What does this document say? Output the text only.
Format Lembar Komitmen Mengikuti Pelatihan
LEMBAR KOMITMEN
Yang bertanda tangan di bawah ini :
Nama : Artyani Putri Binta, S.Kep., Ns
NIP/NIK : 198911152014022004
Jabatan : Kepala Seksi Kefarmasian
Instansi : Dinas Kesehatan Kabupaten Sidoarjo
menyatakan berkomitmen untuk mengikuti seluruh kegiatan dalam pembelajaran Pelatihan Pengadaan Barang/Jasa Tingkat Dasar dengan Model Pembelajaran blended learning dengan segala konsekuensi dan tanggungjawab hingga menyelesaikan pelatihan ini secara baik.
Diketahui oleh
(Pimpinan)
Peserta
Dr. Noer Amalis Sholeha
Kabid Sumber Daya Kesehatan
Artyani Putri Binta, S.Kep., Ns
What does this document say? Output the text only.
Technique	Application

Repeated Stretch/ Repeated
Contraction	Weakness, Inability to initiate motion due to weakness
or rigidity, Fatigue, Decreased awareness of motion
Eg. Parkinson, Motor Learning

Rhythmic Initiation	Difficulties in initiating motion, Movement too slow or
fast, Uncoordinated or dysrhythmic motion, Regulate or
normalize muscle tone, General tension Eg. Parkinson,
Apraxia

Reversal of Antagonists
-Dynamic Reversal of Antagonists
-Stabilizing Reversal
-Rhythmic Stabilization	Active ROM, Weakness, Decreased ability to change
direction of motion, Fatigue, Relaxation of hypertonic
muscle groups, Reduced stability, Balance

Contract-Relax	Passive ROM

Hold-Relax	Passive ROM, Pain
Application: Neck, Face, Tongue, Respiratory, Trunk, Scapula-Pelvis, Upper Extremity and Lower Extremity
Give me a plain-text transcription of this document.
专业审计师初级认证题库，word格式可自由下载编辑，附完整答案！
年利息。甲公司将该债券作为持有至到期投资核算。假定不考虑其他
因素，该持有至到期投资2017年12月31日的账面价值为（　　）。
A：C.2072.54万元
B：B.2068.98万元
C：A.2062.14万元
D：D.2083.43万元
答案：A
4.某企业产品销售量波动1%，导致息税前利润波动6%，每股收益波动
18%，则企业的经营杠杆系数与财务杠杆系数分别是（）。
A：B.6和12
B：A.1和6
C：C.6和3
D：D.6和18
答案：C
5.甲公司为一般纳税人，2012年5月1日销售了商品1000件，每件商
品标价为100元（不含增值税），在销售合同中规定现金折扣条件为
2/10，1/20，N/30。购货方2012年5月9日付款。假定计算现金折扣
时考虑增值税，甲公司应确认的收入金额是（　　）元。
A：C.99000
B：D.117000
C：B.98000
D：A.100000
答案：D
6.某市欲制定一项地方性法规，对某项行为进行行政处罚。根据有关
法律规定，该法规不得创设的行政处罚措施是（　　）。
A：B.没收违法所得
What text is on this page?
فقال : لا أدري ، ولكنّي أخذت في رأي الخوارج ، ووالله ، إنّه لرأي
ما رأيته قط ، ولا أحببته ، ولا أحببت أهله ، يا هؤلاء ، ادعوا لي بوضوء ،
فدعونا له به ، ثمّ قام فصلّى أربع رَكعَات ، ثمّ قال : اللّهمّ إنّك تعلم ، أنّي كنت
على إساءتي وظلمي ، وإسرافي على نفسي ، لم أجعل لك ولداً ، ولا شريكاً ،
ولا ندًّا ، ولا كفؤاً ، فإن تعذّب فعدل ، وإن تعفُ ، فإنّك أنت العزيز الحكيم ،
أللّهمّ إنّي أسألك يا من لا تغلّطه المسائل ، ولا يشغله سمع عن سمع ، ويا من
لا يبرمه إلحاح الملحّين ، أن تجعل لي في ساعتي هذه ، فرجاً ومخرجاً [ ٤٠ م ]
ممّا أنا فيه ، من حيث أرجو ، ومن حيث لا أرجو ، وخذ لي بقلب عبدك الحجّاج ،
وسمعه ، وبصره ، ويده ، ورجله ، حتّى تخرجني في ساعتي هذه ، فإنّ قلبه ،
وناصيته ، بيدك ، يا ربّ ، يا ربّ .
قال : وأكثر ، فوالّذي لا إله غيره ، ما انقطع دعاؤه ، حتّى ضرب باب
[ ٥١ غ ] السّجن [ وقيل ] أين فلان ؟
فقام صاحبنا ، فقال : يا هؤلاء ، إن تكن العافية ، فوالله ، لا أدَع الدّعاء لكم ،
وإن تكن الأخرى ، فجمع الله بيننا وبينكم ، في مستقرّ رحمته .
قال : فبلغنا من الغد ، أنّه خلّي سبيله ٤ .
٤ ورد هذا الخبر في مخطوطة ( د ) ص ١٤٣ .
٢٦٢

--------

* Work to be completed: Restate the listing in full, word for word.

* Solution to this task:
What does this document say? Output the text only.
Format Lembar Komitmen Mengikuti Pelatihan
LEMBAR KOMITMEN
Yang bertanda tangan di bawah ini :
Nama : Artyani Putri Binta, S.Kep., Ns
NIP/NIK : 198911152014022004
Jabatan : Kepala Seksi Kefarmasian
Instansi : Dinas Kesehatan Kabupaten Sidoarjo
menyatakan berkomitmen untuk mengikuti seluruh kegiatan dalam pembelajaran Pelatihan Pengadaan Barang/Jasa Tingkat Dasar dengan Model Pembelajaran blended learning dengan segala konsekuensi dan tanggungjawab hingga menyelesaikan pelatihan ini secara baik.
Diketahui oleh
(Pimpinan)
Peserta
Dr. Noer Amalis Sholeha
Kabid Sumber Daya Kesehatan
Artyani Putri Binta, S.Kep., Ns
What does this document say? Output the text only.
Technique	Application

Repeated Stretch/ Repeated
Contraction	Weakness, Inability to initiate motion due to weakness
or rigidity, Fatigue, Decreased awareness of motion
Eg. Parkinson, Motor Learning

Rhythmic Initiation	Difficulties in initiating motion, Movement too slow or
fast, Uncoordinated or dysrhythmic motion, Regulate or
normalize muscle tone, General tension Eg. Parkinson,
Apraxia

Reversal of Antagonists
-Dynamic Reversal of Antagonists
-Stabilizing Reversal
-Rhythmic Stabilization	Active ROM, Weakness, Decreased ability to change
direction of motion, Fatigue, Relaxation of hypertonic
muscle groups, Reduced stability, Balance

Contract-Relax	Passive ROM

Hold-Relax	Passive ROM, Pain
Application: Neck, Face, Tongue, Respiratory, Trunk, Scapula-Pelvis, Upper Extremity and Lower Extremity
Give me a plain-text transcription of this document.
专业审计师初级认证题库，word格式可自由下载编辑，附完整答案！
年利息。甲公司将该债券作为持有至到期投资核算。假定不考虑其他
因素，该持有至到期投资2017年12月31日的账面价值为（　　）。
A：C.2072.54万元
B：B.2068.98万元
C：A.2062.14万元
D：D.2083.43万元
答案：A
4.某企业产品销售量波动1%，导致息税前利润波动6%，每股收益波动
18%，则企业的经营杠杆系数与财务杠杆系数分别是（）。
A：B.6和12
B：A.1和6
C：C.6和3
D：D.6和18
答案：C
5.甲公司为一般纳税人，2012年5月1日销售了商品1000件，每件商
品标价为100元（不含增值税），在销售合同中规定现金折扣条件为
2/10，1/20，N/30。购货方2012年5月9日付款。假定计算现金折扣
时考虑增值税，甲公司应确认的收入金额是（　　）元。
A：C.99000
B：D.117000
C：B.98000
D：A.100000
答案：D
6.某市欲制定一项地方性法规，对某项行为进行行政处罚。根据有关
法律规定，该法规不得创设的行政处罚措施是（　　）。
A：B.没收违法所得
What text is on this page?
فقال : لا أدري ، ولكنّي أخذت في رأي الخوارج ، ووالله ، إنّه لرأي
ما رأيته قط ، ولا أحببته ، ولا أحببت أهله ، يا هؤلاء ، ادعوا لي بوضوء ،
فدعونا له به ، ثمّ قام فصلّى أربع رَكعَات ، ثمّ قال : اللّهمّ إنّك تعلم ، أنّي كنت
على إساءتي وظلمي ، وإسرافي على نفسي ، لم أجعل لك ولداً ، ولا شريكاً ،
ولا ندًّا ، ولا كفؤاً ، فإن تعذّب فعدل ، وإن تعفُ ، فإنّك أنت العزيز الحكيم ،
أللّهمّ إنّي أسألك يا من لا تغلّطه المسائل ، ولا يشغله سمع عن سمع ، ويا من
لا يبرمه إلحاح الملحّين ، أن تجعل لي في ساعتي هذه ، فرجاً ومخرجاً [ ٤٠ م ]
ممّا أنا فيه ، من حيث أرجو ، ومن حيث لا أرجو ، وخذ لي بقلب عبدك الحجّاج ،
وسمعه ، وبصره ، ويده ، ورجله ، حتّى تخرجني في ساعتي هذه ، فإنّ قلبه ،
وناصيته ، بيدك ، يا ربّ ، يا ربّ .
قال : وأكثر ، فوالّذي لا إله غيره ، ما انقطع دعاؤه ، حتّى ضرب باب
[ ٥١ غ ] السّجن [ وقيل ] أين فلان ؟
فقام صاحبنا ، فقال : يا هؤلاء ، إن تكن العافية ، فوالله ، لا أدَع الدّعاء لكم ،
وإن تكن الأخرى ، فجمع الله بيننا وبينكم ، في مستقرّ رحمته .
قال : فبلغنا من الغد ، أنّه خلّي سبيله ٤ .
٤ ورد هذا الخبر في مخطوطة ( د ) ص ١٤٣ .
٢٦٢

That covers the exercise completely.